Collected data:
────────────────────

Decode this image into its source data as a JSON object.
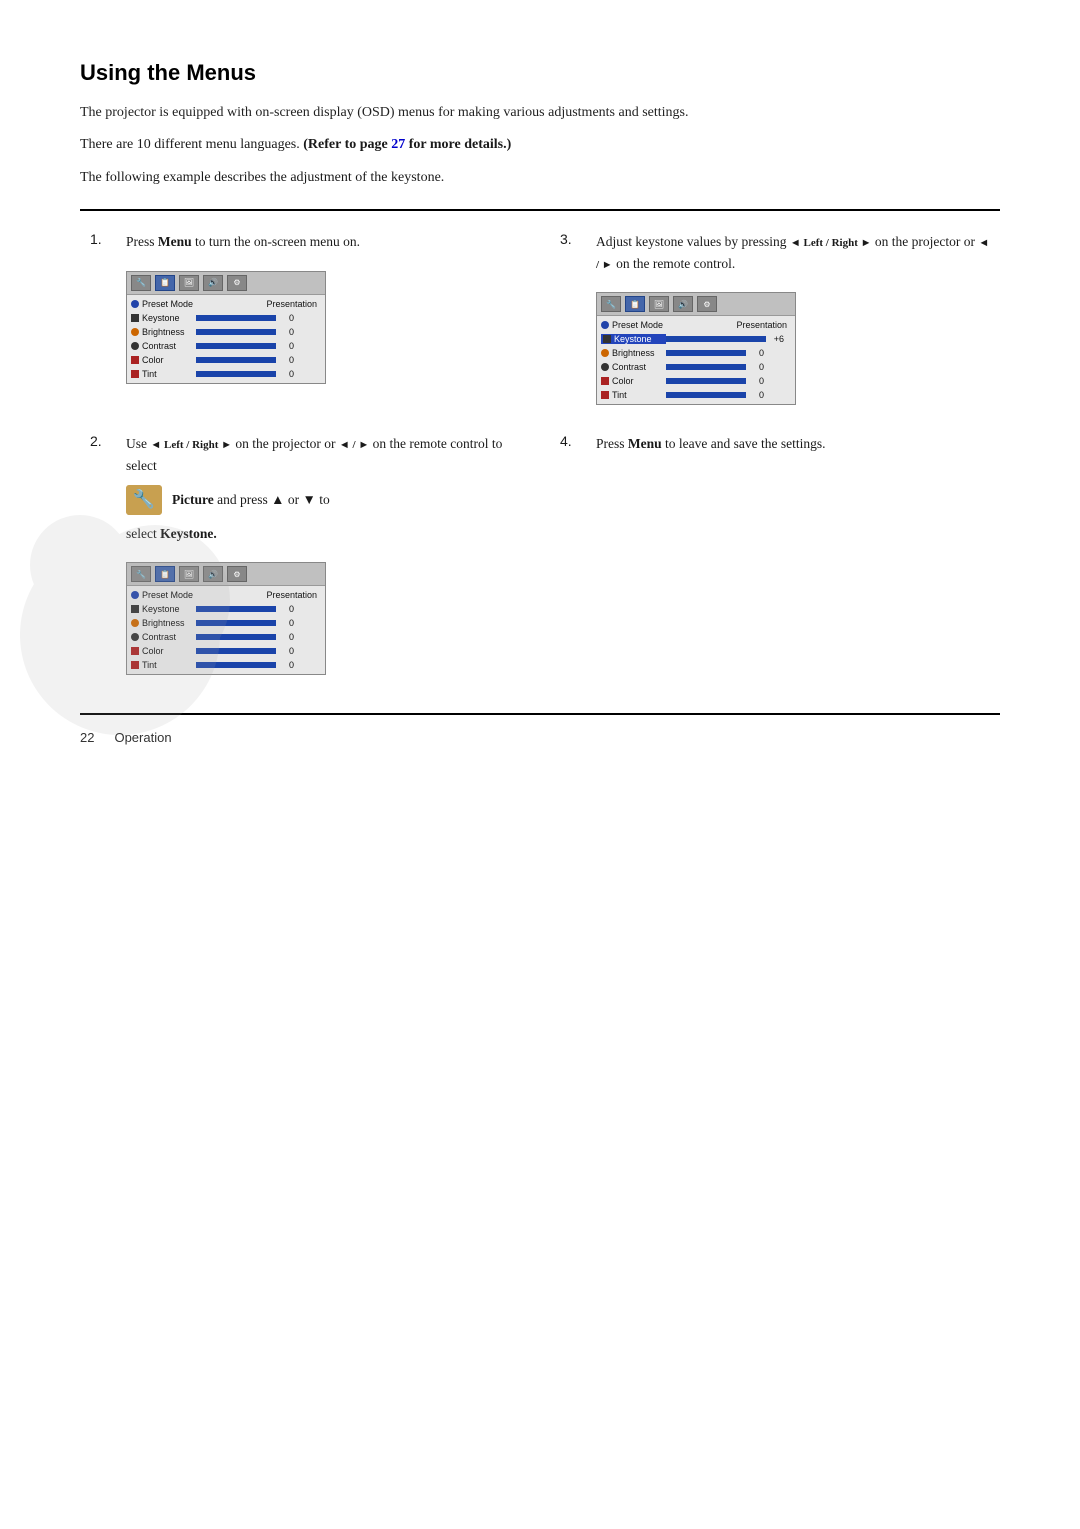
{
  "page": {
    "title": "Using the Menus",
    "intro": "The projector is equipped with on-screen display (OSD) menus for making various adjustments and settings.",
    "refer_prefix": "There are 10 different menu languages. ",
    "refer_bold": "(Refer to page ",
    "refer_link": "27",
    "refer_suffix": " for more details.)",
    "example": "The following example describes the adjustment of the keystone.",
    "footer_number": "22",
    "footer_section": "Operation"
  },
  "steps": [
    {
      "number": "1.",
      "text_parts": [
        "Press ",
        "Menu",
        " to turn the on-screen menu on."
      ]
    },
    {
      "number": "2.",
      "text_parts": [
        "Use ",
        "◄ Left / Right ►",
        " on the projector or ",
        "◄ / ►",
        " on the remote control to select "
      ],
      "picture_text": "Picture",
      "press_text": " and press ▲ or ▼ to",
      "select_text": "select ",
      "select_bold": "Keystone."
    },
    {
      "number": "3.",
      "text_parts": [
        "Adjust keystone values by pressing ",
        "◄ Left / Right ►",
        " on the projector or ",
        "◄ / ►",
        " on the remote control."
      ]
    },
    {
      "number": "4.",
      "text_parts": [
        "Press ",
        "Menu",
        " to leave and save the settings."
      ]
    }
  ],
  "osd_menus": {
    "preset_label": "Preset Mode",
    "presentation_label": "Presentation",
    "rows": [
      {
        "label": "Keystone",
        "dot": "blue",
        "value": "0"
      },
      {
        "label": "Brightness",
        "dot": "orange",
        "value": "0"
      },
      {
        "label": "Contrast",
        "dot": "dark",
        "value": "0"
      },
      {
        "label": "Color",
        "dot": "red",
        "value": "0"
      },
      {
        "label": "Tint",
        "dot": "red",
        "value": "0"
      }
    ],
    "keystone_adjusted_value": "+6"
  },
  "icons": {
    "toolbar_1": "🔧",
    "toolbar_2": "📋",
    "toolbar_3": "🖼",
    "toolbar_4": "🔊",
    "toolbar_5": "⚙"
  }
}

────────────────────

▶ [Given problem]: Drop the images and quote the entries word for word.

▶ [Answer to the exercise]:
Decode this image into its source data as a JSON object.
{
  "page": {
    "title": "Using the Menus",
    "intro": "The projector is equipped with on-screen display (OSD) menus for making various adjustments and settings.",
    "refer_prefix": "There are 10 different menu languages. ",
    "refer_bold": "(Refer to page ",
    "refer_link": "27",
    "refer_suffix": " for more details.)",
    "example": "The following example describes the adjustment of the keystone.",
    "footer_number": "22",
    "footer_section": "Operation"
  },
  "steps": [
    {
      "number": "1.",
      "text_parts": [
        "Press ",
        "Menu",
        " to turn the on-screen menu on."
      ]
    },
    {
      "number": "2.",
      "text_parts": [
        "Use ",
        "◄ Left / Right ►",
        " on the projector or ",
        "◄ / ►",
        " on the remote control to select "
      ],
      "picture_text": "Picture",
      "press_text": " and press ▲ or ▼ to",
      "select_text": "select ",
      "select_bold": "Keystone."
    },
    {
      "number": "3.",
      "text_parts": [
        "Adjust keystone values by pressing ",
        "◄ Left / Right ►",
        " on the projector or ",
        "◄ / ►",
        " on the remote control."
      ]
    },
    {
      "number": "4.",
      "text_parts": [
        "Press ",
        "Menu",
        " to leave and save the settings."
      ]
    }
  ],
  "osd_menus": {
    "preset_label": "Preset Mode",
    "presentation_label": "Presentation",
    "rows": [
      {
        "label": "Keystone",
        "dot": "blue",
        "value": "0"
      },
      {
        "label": "Brightness",
        "dot": "orange",
        "value": "0"
      },
      {
        "label": "Contrast",
        "dot": "dark",
        "value": "0"
      },
      {
        "label": "Color",
        "dot": "red",
        "value": "0"
      },
      {
        "label": "Tint",
        "dot": "red",
        "value": "0"
      }
    ],
    "keystone_adjusted_value": "+6"
  },
  "icons": {
    "toolbar_1": "🔧",
    "toolbar_2": "📋",
    "toolbar_3": "🖼",
    "toolbar_4": "🔊",
    "toolbar_5": "⚙"
  }
}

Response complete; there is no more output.